**Given entries:**
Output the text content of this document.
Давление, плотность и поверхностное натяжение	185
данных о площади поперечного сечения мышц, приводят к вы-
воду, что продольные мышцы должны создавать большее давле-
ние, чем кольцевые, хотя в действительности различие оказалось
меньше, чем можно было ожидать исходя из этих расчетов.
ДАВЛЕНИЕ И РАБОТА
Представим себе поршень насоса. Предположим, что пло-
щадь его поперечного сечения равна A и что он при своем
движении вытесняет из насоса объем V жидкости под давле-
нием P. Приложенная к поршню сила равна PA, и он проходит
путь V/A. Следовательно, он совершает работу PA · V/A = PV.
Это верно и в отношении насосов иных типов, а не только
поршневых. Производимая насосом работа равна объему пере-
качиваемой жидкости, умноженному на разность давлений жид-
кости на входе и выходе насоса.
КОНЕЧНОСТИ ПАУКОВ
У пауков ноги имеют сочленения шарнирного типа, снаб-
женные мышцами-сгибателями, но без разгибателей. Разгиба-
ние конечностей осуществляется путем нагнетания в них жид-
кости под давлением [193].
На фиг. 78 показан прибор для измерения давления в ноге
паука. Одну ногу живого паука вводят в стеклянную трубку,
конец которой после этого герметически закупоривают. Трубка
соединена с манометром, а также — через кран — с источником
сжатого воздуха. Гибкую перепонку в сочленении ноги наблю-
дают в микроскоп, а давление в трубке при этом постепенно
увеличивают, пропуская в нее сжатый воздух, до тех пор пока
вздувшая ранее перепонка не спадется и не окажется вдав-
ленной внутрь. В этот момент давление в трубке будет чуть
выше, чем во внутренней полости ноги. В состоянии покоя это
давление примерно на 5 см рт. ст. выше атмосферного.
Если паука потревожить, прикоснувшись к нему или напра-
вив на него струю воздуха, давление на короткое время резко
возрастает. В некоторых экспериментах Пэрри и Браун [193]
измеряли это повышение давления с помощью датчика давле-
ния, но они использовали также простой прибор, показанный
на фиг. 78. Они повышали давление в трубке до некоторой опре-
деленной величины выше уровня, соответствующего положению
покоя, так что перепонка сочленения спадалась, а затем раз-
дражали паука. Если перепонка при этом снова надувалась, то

**Written problem:** Go over the records above line by line and count those holding the word "этом". Reply only with the number.

**Output below:** 2